Keep every line where the word "Proposed" appears; drop the rest.

------------------------------------------------

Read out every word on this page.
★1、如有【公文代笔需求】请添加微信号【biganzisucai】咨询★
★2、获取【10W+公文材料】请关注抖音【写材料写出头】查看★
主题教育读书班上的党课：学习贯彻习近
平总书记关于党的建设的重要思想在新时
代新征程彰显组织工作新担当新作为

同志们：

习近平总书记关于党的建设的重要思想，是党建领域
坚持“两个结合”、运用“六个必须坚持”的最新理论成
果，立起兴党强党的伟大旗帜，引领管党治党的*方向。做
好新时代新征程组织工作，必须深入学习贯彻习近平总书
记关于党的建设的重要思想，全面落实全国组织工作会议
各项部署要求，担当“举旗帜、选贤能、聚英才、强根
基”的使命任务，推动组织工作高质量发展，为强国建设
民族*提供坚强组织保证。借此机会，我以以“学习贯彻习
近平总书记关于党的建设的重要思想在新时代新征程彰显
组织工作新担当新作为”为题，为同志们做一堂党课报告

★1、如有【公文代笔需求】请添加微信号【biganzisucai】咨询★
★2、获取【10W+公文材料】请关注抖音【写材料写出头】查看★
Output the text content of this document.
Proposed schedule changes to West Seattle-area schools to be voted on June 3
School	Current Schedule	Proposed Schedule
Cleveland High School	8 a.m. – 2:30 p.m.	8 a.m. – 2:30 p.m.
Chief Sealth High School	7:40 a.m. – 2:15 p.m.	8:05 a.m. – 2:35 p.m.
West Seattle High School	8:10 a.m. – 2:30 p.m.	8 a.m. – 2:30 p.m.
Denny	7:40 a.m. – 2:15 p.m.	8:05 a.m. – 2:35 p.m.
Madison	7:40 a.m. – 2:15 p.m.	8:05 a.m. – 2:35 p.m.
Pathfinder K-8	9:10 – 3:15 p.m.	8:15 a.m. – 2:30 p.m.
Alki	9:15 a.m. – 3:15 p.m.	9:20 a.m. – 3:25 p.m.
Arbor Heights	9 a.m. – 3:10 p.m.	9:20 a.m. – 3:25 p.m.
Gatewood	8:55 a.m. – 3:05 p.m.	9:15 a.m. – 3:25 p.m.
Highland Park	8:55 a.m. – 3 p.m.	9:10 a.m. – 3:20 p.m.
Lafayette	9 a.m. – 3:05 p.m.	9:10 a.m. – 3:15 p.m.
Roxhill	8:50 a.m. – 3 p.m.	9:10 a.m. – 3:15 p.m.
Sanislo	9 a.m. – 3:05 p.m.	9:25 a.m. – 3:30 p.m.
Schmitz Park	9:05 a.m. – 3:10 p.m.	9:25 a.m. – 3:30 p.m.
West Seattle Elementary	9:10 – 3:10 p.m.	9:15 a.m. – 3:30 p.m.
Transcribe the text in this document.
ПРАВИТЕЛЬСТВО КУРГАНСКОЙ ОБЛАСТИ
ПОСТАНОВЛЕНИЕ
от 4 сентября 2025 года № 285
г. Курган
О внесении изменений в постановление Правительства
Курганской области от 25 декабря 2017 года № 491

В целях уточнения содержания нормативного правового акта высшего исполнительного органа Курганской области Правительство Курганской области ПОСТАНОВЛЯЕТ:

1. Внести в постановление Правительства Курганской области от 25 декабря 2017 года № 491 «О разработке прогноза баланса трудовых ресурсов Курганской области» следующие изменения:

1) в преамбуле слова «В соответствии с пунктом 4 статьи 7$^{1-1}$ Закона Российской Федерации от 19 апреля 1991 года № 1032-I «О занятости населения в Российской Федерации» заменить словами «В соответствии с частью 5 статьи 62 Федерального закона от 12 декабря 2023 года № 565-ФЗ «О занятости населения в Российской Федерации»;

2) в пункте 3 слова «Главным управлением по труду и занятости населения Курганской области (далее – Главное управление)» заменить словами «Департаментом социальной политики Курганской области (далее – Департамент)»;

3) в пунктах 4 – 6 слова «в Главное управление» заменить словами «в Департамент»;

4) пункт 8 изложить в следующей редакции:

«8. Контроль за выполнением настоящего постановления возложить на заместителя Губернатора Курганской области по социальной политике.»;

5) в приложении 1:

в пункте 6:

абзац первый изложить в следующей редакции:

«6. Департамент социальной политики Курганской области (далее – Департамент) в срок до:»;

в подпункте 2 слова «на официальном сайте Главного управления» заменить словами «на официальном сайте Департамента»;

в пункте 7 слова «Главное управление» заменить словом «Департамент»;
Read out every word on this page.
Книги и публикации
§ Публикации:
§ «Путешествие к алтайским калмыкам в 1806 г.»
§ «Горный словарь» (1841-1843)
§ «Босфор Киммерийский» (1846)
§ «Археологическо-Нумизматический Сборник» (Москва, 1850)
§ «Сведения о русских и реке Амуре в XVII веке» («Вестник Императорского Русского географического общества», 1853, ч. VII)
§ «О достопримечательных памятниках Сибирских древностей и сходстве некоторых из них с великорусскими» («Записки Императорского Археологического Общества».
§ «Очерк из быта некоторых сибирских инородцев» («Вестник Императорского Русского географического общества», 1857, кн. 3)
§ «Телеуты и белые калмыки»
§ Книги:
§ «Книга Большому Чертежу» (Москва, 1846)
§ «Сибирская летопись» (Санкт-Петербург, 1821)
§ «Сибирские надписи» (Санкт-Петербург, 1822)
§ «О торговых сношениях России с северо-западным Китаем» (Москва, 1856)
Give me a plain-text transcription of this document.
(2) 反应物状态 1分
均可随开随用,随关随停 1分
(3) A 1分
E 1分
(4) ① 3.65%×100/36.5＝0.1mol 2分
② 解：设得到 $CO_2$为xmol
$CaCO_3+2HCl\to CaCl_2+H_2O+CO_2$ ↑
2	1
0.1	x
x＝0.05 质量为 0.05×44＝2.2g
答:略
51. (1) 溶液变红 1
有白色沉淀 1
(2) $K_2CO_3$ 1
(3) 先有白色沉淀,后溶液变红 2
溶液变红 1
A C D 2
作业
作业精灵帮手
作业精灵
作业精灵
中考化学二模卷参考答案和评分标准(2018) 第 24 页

------------------------------------------------

### TASK OUTPUT
Proposed schedule changes to West Seattle-area schools to be voted on June 3
School	Current Schedule	Proposed Schedule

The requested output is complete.